Task description: Your task is to transcribe all of the data below exactly, omitting the images.

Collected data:
☆ ☆ ☆ ☆ ☆
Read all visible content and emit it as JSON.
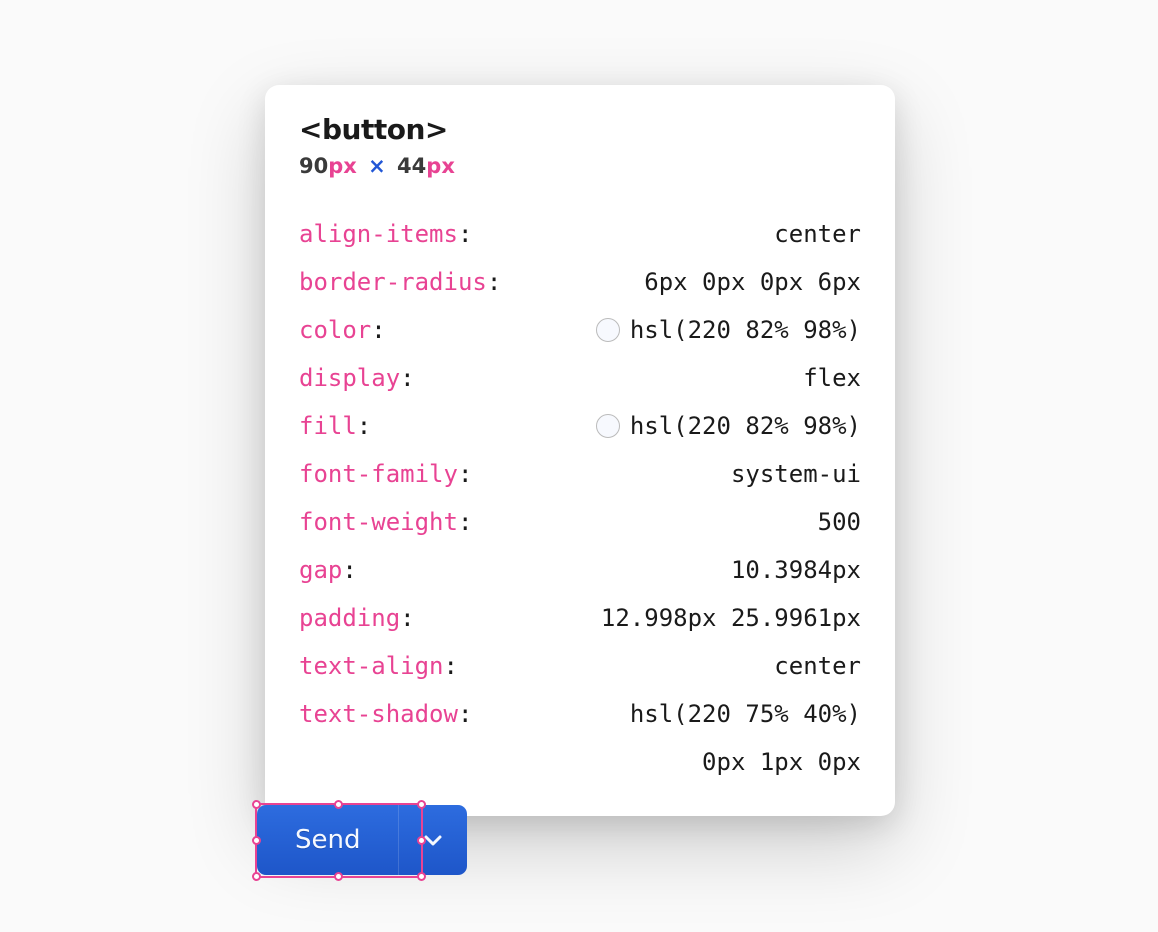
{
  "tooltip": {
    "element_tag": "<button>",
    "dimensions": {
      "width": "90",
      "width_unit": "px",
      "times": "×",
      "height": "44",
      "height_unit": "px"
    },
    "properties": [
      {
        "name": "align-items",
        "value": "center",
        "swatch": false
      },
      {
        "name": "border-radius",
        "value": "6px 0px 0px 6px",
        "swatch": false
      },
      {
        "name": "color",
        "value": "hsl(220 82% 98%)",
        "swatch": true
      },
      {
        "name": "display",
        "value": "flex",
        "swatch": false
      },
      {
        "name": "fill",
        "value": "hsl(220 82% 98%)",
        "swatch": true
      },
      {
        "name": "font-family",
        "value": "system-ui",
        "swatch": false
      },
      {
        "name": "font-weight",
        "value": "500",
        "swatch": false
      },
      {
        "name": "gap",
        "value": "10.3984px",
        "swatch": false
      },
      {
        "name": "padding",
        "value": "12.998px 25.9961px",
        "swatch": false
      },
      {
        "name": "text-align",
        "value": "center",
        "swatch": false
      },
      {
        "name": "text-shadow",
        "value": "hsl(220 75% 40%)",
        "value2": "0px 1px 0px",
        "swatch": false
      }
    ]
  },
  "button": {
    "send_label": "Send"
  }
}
☆ ☆ ☆ ☆ ☆
Answer for the task:
Read all visible content and emit it as JSON.
{
  "tooltip": {
    "element_tag": "<button>",
    "dimensions": {
      "width": "90",
      "width_unit": "px",
      "times": "×",
      "height": "44",
      "height_unit": "px"
    },
    "properties": [
      {
        "name": "align-items",
        "value": "center",
        "swatch": false
      },
      {
        "name": "border-radius",
        "value": "6px 0px 0px 6px",
        "swatch": false
      },
      {
        "name": "color",
        "value": "hsl(220 82% 98%)",
        "swatch": true
      },
      {
        "name": "display",
        "value": "flex",
        "swatch": false
      },
      {
        "name": "fill",
        "value": "hsl(220 82% 98%)",
        "swatch": true
      },
      {
        "name": "font-family",
        "value": "system-ui",
        "swatch": false
      },
      {
        "name": "font-weight",
        "value": "500",
        "swatch": false
      },
      {
        "name": "gap",
        "value": "10.3984px",
        "swatch": false
      },
      {
        "name": "padding",
        "value": "12.998px 25.9961px",
        "swatch": false
      },
      {
        "name": "text-align",
        "value": "center",
        "swatch": false
      },
      {
        "name": "text-shadow",
        "value": "hsl(220 75% 40%)",
        "value2": "0px 1px 0px",
        "swatch": false
      }
    ]
  },
  "button": {
    "send_label": "Send"
  }
}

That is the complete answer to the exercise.